_Short problem_. Find all lines in the listing that include the word "true", then copy them.

※ ※ ※

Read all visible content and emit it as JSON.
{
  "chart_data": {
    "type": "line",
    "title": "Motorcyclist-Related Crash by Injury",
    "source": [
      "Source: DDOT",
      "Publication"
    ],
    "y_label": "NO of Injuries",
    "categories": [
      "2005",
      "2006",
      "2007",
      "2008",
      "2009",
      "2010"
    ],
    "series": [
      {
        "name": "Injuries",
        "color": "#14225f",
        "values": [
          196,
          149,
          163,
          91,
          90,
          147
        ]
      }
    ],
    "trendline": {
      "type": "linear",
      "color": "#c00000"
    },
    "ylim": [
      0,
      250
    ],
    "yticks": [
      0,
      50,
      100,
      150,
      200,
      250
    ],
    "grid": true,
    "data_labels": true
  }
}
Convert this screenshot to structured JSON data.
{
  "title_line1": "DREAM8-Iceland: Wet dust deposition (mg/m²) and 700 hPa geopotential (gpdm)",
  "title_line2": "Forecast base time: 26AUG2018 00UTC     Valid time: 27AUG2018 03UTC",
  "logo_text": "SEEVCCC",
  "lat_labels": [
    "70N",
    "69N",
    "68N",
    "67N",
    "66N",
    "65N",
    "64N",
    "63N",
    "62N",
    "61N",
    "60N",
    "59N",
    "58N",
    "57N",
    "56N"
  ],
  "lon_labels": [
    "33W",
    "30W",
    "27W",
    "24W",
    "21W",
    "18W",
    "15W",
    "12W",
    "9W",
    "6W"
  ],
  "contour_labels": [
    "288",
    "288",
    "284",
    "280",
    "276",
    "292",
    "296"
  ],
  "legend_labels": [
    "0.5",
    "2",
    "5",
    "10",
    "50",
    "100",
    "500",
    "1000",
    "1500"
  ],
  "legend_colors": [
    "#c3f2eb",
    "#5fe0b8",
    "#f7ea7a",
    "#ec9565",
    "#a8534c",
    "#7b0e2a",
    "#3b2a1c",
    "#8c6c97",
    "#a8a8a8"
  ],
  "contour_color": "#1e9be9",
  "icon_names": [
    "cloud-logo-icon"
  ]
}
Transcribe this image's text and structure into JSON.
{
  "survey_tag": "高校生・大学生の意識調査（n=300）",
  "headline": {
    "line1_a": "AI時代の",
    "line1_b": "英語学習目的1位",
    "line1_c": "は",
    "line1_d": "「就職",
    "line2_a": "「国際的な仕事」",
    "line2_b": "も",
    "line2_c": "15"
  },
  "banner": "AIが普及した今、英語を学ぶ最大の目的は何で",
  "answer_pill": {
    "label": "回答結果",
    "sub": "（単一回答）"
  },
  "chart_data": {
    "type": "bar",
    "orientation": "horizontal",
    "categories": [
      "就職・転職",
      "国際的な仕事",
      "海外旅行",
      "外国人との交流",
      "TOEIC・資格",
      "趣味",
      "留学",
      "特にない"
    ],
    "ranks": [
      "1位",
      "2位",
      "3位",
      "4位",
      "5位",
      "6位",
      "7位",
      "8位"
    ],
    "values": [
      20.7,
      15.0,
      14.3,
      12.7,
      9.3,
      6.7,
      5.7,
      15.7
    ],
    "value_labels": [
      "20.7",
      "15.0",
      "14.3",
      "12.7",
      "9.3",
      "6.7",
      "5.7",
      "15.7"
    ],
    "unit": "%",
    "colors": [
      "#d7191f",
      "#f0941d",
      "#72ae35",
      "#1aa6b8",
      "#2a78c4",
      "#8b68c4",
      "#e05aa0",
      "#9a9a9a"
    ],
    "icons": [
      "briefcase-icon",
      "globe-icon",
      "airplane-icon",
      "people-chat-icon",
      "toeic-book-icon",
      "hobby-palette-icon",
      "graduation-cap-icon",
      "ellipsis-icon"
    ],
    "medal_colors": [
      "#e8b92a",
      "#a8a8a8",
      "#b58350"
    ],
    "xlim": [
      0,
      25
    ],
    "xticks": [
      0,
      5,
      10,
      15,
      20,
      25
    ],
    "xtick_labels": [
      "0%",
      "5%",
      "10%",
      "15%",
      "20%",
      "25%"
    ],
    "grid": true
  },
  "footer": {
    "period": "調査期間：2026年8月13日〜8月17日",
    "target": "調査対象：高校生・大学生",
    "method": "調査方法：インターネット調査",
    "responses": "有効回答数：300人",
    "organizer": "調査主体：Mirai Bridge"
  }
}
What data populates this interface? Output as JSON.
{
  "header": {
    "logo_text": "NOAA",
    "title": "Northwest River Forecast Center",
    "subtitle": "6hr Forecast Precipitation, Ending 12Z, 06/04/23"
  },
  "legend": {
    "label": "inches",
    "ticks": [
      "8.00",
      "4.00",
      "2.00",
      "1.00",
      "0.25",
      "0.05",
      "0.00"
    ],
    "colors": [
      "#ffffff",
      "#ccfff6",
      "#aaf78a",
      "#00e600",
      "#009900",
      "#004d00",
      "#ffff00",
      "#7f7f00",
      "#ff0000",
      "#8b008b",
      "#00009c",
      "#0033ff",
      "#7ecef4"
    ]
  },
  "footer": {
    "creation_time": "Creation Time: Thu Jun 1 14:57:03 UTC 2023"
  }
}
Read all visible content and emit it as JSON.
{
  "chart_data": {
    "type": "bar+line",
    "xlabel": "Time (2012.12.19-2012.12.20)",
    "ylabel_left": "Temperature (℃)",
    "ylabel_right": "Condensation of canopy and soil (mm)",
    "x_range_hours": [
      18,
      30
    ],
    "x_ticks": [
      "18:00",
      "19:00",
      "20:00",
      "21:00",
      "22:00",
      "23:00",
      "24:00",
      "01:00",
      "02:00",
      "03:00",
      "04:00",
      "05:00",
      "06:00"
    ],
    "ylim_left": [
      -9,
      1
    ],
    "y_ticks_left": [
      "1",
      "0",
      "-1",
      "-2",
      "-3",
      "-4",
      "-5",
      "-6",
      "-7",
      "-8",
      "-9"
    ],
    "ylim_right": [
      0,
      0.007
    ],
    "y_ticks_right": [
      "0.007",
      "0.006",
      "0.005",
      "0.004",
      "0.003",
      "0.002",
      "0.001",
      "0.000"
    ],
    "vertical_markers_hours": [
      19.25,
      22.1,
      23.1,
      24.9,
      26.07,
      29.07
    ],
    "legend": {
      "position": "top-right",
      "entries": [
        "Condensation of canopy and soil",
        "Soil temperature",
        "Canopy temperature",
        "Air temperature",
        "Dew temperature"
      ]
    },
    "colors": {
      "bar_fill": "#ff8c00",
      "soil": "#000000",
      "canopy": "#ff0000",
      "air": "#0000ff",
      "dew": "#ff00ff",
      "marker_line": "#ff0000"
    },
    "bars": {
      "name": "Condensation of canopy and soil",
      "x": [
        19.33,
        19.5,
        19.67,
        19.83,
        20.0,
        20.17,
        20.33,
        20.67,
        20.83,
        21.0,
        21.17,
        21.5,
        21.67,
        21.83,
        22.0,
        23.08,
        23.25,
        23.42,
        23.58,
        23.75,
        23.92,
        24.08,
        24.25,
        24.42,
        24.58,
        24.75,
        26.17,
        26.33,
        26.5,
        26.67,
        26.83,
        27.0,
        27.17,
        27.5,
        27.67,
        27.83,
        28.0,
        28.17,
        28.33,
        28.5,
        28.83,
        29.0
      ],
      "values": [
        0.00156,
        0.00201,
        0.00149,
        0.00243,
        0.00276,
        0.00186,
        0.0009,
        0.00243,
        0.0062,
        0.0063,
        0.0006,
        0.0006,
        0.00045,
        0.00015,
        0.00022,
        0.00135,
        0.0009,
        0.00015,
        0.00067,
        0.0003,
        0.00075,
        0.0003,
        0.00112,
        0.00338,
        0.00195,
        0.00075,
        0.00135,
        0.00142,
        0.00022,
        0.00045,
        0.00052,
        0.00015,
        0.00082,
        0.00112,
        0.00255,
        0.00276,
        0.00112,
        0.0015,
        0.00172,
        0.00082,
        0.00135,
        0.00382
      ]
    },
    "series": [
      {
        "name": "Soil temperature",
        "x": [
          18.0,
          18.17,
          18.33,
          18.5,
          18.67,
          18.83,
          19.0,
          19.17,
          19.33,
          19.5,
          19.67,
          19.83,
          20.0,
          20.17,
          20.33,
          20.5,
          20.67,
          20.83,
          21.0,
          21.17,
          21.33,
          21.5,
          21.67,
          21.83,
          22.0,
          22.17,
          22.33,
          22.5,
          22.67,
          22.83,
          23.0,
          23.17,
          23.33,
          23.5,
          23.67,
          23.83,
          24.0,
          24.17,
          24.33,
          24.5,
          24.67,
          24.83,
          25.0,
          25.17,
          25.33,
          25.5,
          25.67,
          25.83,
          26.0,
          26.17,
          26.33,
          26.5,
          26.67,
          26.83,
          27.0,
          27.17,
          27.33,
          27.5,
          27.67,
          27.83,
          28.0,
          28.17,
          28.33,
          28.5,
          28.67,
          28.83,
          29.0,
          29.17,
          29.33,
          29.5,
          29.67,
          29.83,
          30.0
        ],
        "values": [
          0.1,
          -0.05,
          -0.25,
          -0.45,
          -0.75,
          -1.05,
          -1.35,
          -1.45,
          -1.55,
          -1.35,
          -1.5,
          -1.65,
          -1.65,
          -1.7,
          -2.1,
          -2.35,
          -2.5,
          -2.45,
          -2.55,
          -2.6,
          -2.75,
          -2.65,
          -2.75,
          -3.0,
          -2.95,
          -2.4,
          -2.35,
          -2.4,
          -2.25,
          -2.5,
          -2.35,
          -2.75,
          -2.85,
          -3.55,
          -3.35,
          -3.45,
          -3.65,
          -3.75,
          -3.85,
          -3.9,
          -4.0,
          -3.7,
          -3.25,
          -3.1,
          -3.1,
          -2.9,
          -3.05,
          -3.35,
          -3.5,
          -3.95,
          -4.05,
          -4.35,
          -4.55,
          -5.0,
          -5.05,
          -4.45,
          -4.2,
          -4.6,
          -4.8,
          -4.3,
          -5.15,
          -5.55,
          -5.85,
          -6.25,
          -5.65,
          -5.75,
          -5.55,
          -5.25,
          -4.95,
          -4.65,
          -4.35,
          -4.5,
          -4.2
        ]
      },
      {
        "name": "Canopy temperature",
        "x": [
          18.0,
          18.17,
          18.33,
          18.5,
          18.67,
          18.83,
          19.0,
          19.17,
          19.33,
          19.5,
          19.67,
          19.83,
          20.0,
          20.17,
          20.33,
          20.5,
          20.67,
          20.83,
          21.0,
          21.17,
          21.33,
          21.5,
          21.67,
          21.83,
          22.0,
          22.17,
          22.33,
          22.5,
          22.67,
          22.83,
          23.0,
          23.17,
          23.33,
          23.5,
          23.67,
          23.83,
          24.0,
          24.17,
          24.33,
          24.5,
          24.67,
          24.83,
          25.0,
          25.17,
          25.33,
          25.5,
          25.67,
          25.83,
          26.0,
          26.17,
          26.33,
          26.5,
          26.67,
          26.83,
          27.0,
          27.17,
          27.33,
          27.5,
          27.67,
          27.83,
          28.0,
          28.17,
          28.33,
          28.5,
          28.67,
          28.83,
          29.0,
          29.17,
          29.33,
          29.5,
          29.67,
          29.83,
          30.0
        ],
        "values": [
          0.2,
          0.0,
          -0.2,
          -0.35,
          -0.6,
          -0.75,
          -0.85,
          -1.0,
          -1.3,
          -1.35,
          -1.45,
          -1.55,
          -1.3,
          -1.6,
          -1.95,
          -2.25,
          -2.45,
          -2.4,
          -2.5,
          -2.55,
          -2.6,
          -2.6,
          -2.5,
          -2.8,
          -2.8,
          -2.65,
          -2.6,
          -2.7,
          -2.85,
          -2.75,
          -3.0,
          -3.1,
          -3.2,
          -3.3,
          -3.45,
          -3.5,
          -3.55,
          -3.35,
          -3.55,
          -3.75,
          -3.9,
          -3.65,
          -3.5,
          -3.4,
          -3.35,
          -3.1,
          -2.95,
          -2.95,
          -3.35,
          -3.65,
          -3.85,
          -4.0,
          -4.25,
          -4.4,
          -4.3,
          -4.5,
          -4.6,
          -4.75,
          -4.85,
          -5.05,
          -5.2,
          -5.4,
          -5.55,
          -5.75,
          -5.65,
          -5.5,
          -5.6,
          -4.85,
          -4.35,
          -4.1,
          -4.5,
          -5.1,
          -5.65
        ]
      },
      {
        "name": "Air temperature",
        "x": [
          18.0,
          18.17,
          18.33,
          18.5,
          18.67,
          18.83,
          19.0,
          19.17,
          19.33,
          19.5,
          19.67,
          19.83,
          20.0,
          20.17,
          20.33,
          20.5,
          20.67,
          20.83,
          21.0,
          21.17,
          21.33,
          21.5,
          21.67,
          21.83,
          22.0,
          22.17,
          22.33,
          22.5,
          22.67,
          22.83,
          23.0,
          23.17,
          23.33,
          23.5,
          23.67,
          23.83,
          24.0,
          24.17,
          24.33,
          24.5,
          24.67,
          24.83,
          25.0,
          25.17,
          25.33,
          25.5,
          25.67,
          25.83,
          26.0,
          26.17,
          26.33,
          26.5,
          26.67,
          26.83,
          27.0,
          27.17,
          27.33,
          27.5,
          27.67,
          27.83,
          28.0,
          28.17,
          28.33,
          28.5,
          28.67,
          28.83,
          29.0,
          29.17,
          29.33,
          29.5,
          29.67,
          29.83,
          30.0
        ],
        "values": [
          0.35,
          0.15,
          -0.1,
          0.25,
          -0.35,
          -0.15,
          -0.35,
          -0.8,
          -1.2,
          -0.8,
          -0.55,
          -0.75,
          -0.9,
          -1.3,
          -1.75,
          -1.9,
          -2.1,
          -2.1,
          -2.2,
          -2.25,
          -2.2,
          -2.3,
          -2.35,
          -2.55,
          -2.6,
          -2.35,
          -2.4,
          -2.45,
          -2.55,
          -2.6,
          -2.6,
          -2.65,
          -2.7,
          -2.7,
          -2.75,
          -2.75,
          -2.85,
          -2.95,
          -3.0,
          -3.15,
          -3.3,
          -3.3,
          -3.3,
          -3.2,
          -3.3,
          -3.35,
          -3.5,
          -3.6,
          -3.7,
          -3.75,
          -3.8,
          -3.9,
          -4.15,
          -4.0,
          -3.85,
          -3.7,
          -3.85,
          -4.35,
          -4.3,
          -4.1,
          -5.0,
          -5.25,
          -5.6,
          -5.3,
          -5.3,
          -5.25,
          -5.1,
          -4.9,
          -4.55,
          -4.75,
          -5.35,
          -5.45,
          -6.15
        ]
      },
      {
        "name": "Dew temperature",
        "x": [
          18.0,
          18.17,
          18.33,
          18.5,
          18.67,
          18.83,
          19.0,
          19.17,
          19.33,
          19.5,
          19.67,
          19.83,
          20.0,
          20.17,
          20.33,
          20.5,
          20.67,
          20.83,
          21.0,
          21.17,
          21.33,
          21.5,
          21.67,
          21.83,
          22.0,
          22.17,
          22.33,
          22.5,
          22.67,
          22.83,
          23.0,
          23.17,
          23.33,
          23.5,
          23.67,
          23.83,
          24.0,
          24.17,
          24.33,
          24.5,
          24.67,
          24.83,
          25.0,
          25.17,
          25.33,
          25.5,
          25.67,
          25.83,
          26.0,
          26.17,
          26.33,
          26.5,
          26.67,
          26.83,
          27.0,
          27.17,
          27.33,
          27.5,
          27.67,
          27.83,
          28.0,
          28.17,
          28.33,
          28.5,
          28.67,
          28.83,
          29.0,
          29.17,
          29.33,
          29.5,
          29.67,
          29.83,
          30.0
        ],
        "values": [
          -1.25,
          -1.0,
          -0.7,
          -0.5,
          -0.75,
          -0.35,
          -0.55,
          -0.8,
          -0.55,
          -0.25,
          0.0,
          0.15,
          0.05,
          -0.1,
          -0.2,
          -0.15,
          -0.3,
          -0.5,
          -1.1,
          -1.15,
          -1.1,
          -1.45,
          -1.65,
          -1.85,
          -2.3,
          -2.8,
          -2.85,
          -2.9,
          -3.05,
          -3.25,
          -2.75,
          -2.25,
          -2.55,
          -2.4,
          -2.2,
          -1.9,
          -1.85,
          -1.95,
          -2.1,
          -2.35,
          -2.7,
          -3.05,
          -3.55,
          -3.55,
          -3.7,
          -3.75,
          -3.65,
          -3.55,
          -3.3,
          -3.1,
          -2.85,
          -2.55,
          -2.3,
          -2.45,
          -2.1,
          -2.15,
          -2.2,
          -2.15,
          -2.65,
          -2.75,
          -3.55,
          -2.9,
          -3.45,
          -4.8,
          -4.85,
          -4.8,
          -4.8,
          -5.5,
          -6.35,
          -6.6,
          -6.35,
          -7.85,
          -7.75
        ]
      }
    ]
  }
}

※ ※ ※

_Response to this exercise_.
    "grid": true,
    "data_labels": true
    "grid": true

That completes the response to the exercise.